→ **Work to do**
Below are some records. Pull every line that contains the word "Please".

-- Begin --

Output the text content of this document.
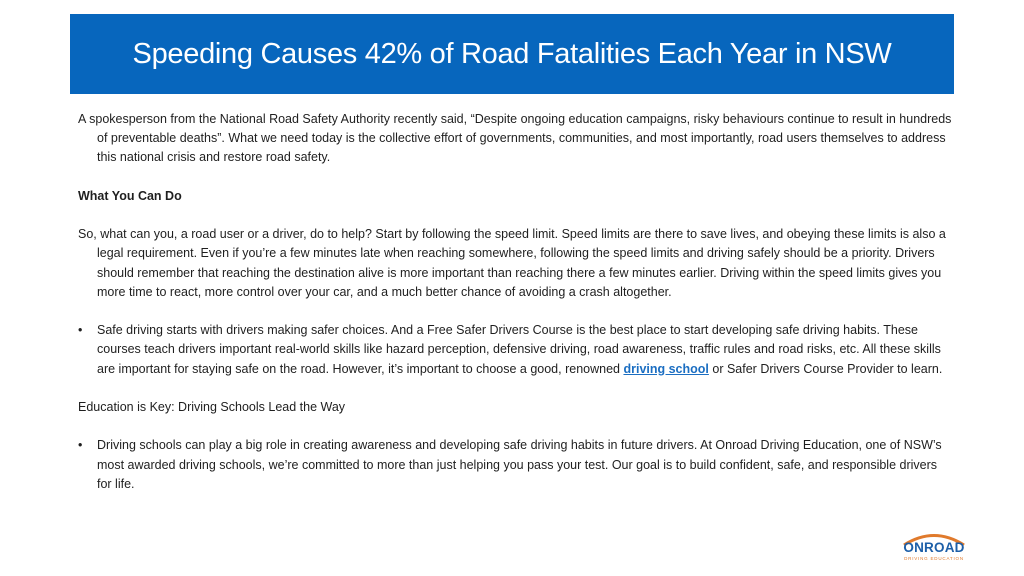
Speeding Causes 42% of Road Fatalities Each Year in NSW

A spokesperson from the National Road Safety Authority recently said, “Despite ongoing education campaigns, risky behaviours continue to result in hundreds of preventable deaths”. What we need today is the collective effort of governments, communities, and most importantly, road users themselves to address this national crisis and restore road safety.

What You Can Do

So, what can you, a road user or a driver, do to help? Start by following the speed limit. Speed limits are there to save lives, and obeying these limits is also a legal requirement. Even if you’re a few minutes late when reaching somewhere, following the speed limits and driving safely should be a priority. Drivers should remember that reaching the destination alive is more important than reaching there a few minutes earlier. Driving within the speed limits gives you more time to react, more control over your car, and a much better chance of avoiding a crash altogether.

• Safe driving starts with drivers making safer choices. And a Free Safer Drivers Course is the best place to start developing safe driving habits. These courses teach drivers important real-world skills like hazard perception, defensive driving, road awareness, traffic rules and road risks, etc. All these skills are important for staying safe on the road. However, it’s important to choose a good, renowned driving school or Safer Drivers Course Provider to learn.

Education is Key: Driving Schools Lead the Way

• Driving schools can play a big role in creating awareness and developing safe driving habits in future drivers. At Onroad Driving Education, one of NSW’s most awarded driving schools, we’re committed to more than just helping you pass your test. Our goal is to build confident, safe, and responsible drivers for life.

ONROAD
DRIVING EDUCATION
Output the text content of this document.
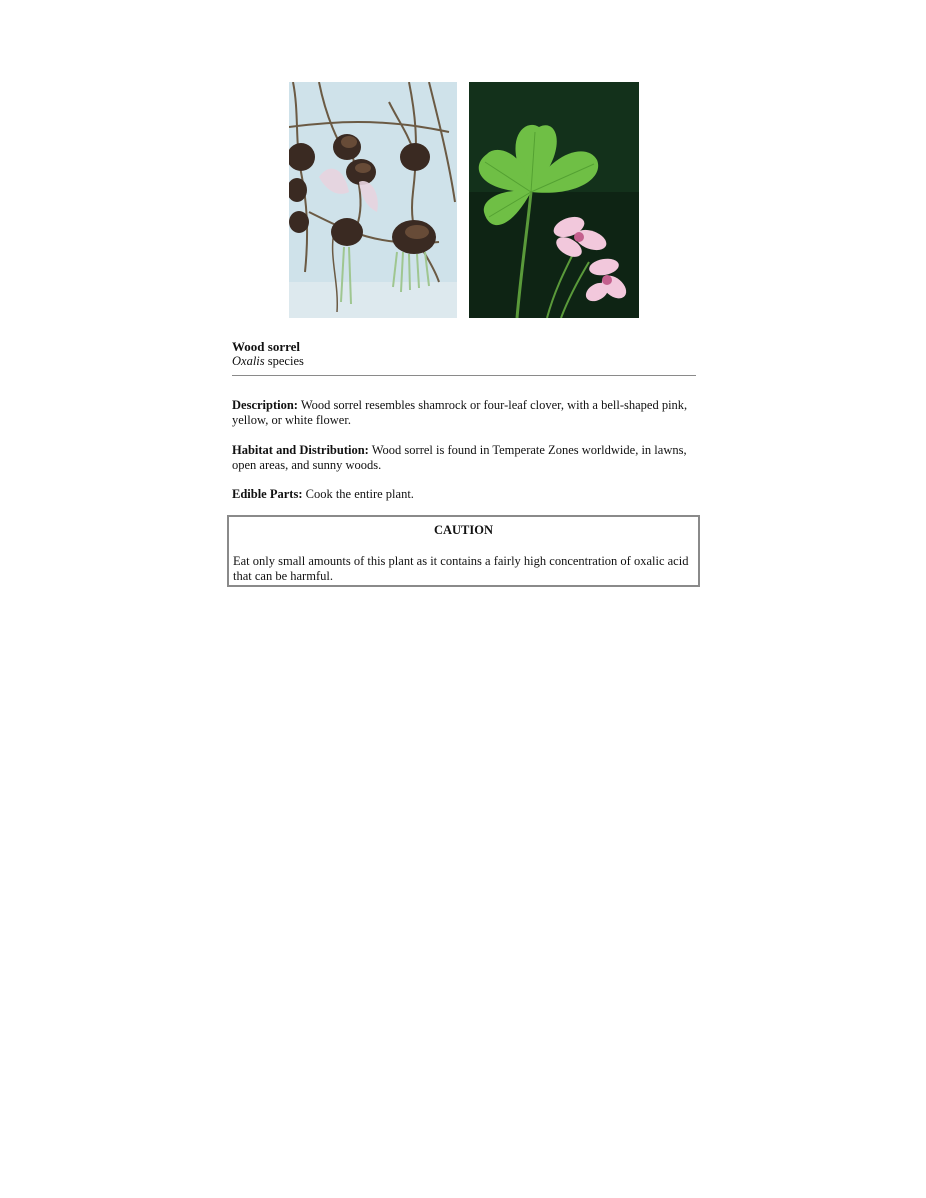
Wood sorrel

Oxalis species

Description: Wood sorrel resembles shamrock or four-leaf clover, with a bell-shaped pink, yellow, or white flower.

Habitat and Distribution: Wood sorrel is found in Temperate Zones worldwide, in lawns, open areas, and sunny woods.

Edible Parts: Cook the entire plant.

CAUTION
Eat only small amounts of this plant as it contains a fairly high concentration of oxalic acid that can be harmful.
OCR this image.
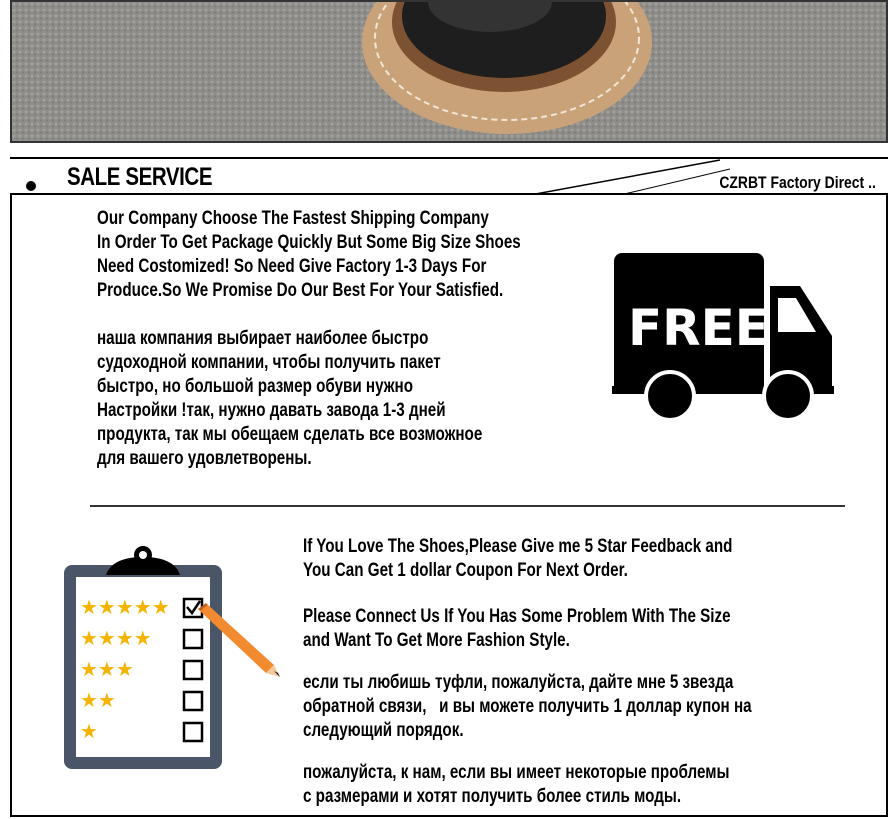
SALE SERVICE	CZRBT Factory Direct ..
Our Company Choose The Fastest Shipping Company
In Order To Get Package Quickly But Some Big Size Shoes
Need Costomized! So Need Give Factory 1-3 Days For
Produce.So We Promise Do Our Best For Your Satisfied.
наша компания выбирает наиболее быстро
судоходной компании, чтобы получить пакет
быстро, но большой размер обуви нужно
Настройки !так, нужно давать завода 1-3 дней
продукта, так мы обещаем сделать все возможное
для вашего удовлетворены.
FREE
★★★★★
★★★★
★★★
★★
★
If You Love The Shoes,Please Give me 5 Star Feedback and
You Can Get 1 dollar Coupon For Next Order.
Please Connect Us If You Has Some Problem With The Size
and Want To Get More Fashion Style.
если ты любишь туфли, пожалуйста, дайте мне 5 звезда
обратной связи,   и вы можете получить 1 доллар купон на
следующий порядок.
пожалуйста, к нам, если вы имеет некоторые проблемы
с размерами и хотят получить более стиль моды.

-- End --

→ **Solution to the exercise**
If You Love The Shoes,Please Give me 5 Star Feedback and
Please Connect Us If You Has Some Problem With The Size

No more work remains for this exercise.